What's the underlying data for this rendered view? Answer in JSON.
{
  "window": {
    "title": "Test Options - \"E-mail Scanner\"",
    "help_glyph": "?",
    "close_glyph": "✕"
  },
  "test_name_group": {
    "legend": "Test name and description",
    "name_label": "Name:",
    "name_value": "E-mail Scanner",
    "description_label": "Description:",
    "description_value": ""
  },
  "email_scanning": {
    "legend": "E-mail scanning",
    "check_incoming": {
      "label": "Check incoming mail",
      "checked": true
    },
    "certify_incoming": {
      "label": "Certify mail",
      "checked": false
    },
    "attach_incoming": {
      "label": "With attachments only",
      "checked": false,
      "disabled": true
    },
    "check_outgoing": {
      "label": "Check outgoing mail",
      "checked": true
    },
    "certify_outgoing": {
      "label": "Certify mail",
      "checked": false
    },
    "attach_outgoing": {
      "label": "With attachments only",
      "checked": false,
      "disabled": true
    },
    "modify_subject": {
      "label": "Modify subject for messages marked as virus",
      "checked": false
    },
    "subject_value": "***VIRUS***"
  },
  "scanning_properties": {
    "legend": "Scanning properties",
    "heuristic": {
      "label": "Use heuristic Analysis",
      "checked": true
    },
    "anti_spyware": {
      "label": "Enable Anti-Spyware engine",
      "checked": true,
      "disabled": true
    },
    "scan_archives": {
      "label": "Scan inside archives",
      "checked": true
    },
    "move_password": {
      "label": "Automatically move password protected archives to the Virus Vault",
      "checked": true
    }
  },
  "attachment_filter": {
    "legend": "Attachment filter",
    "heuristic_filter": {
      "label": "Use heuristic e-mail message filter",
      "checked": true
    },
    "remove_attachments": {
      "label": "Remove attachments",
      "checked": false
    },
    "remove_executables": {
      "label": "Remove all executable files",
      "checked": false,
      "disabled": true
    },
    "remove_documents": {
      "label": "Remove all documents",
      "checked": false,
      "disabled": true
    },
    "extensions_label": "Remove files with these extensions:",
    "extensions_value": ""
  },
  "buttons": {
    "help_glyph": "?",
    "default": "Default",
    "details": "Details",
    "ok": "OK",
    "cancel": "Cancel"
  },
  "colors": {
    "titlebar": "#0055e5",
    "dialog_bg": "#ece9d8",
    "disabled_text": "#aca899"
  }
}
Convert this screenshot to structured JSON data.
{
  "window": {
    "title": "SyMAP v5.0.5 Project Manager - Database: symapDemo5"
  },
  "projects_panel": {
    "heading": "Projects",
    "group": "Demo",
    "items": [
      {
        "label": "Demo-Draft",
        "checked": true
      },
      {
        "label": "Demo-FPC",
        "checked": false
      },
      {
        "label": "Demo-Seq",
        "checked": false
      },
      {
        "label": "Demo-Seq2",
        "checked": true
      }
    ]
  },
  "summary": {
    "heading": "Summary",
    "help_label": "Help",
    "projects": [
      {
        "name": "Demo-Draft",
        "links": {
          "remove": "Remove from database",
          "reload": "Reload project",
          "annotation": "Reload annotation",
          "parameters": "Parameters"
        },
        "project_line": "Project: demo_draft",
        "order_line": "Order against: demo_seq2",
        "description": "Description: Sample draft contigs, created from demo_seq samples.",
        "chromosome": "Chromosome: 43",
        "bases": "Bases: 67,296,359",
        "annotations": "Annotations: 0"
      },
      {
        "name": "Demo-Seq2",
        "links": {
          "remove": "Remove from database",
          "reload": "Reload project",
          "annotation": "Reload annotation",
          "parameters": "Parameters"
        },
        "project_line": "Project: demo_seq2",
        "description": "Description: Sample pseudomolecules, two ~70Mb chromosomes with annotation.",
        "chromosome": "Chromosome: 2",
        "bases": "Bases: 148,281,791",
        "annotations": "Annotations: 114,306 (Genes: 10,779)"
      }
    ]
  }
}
┄┄┄┄┄┄┄┄┄┄┄┄┄┄┄┄┄┄┄┄
Task details
Start at the top line of the records and retype them all exactly.

Solution
What's the underlying data for this rendered view? Answer in JSON.
{
  "window": {
    "title": "Test Options - \"E-mail Scanner\"",
    "help_glyph": "?",
    "close_glyph": "✕"
  },
  "test_name_group": {
    "legend": "Test name and description",
    "name_label": "Name:",
    "name_value": "E-mail Scanner",
    "description_label": "Description:",
    "description_value": ""
  },
  "email_scanning": {
    "legend": "E-mail scanning",
    "check_incoming": {
      "label": "Check incoming mail",
      "checked": true
    },
    "certify_incoming": {
      "label": "Certify mail",
      "checked": false
    },
    "attach_incoming": {
      "label": "With attachments only",
      "checked": false,
      "disabled": true
    },
    "check_outgoing": {
      "label": "Check outgoing mail",
      "checked": true
    },
    "certify_outgoing": {
      "label": "Certify mail",
      "checked": false
    },
    "attach_outgoing": {
      "label": "With attachments only",
      "checked": false,
      "disabled": true
    },
    "modify_subject": {
      "label": "Modify subject for messages marked as virus",
      "checked": false
    },
    "subject_value": "***VIRUS***"
  },
  "scanning_properties": {
    "legend": "Scanning properties",
    "heuristic": {
      "label": "Use heuristic Analysis",
      "checked": true
    },
    "anti_spyware": {
      "label": "Enable Anti-Spyware engine",
      "checked": true,
      "disabled": true
    },
    "scan_archives": {
      "label": "Scan inside archives",
      "checked": true
    },
    "move_password": {
      "label": "Automatically move password protected archives to the Virus Vault",
      "checked": true
    }
  },
  "attachment_filter": {
    "legend": "Attachment filter",
    "heuristic_filter": {
      "label": "Use heuristic e-mail message filter",
      "checked": true
    },
    "remove_attachments": {
      "label": "Remove attachments",
      "checked": false
    },
    "remove_executables": {
      "label": "Remove all executable files",
      "checked": false,
      "disabled": true
    },
    "remove_documents": {
      "label": "Remove all documents",
      "checked": false,
      "disabled": true
    },
    "extensions_label": "Remove files with these extensions:",
    "extensions_value": ""
  },
  "buttons": {
    "help_glyph": "?",
    "default": "Default",
    "details": "Details",
    "ok": "OK",
    "cancel": "Cancel"
  },
  "colors": {
    "titlebar": "#0055e5",
    "dialog_bg": "#ece9d8",
    "disabled_text": "#aca899"
  }
}
Convert this screenshot to structured JSON data.
{
  "window": {
    "title": "SyMAP v5.0.5 Project Manager - Database: symapDemo5"
  },
  "projects_panel": {
    "heading": "Projects",
    "group": "Demo",
    "items": [
      {
        "label": "Demo-Draft",
        "checked": true
      },
      {
        "label": "Demo-FPC",
        "checked": false
      },
      {
        "label": "Demo-Seq",
        "checked": false
      },
      {
        "label": "Demo-Seq2",
        "checked": true
      }
    ]
  },
  "summary": {
    "heading": "Summary",
    "help_label": "Help",
    "projects": [
      {
        "name": "Demo-Draft",
        "links": {
          "remove": "Remove from database",
          "reload": "Reload project",
          "annotation": "Reload annotation",
          "parameters": "Parameters"
        },
        "project_line": "Project: demo_draft",
        "order_line": "Order against: demo_seq2",
        "description": "Description: Sample draft contigs, created from demo_seq samples.",
        "chromosome": "Chromosome: 43",
        "bases": "Bases: 67,296,359",
        "annotations": "Annotations: 0"
      },
      {
        "name": "Demo-Seq2",
        "links": {
          "remove": "Remove from database",
          "reload": "Reload project",
          "annotation": "Reload annotation",
          "parameters": "Parameters"
        },
        "project_line": "Project: demo_seq2",
        "description": "Description: Sample pseudomolecules, two ~70Mb chromosomes with annotation.",
        "chromosome": "Chromosome: 2",
        "bases": "Bases: 148,281,791",
        "annotations": "Annotations: 114,306 (Genes: 10,779)"
      }
    ]
  }
}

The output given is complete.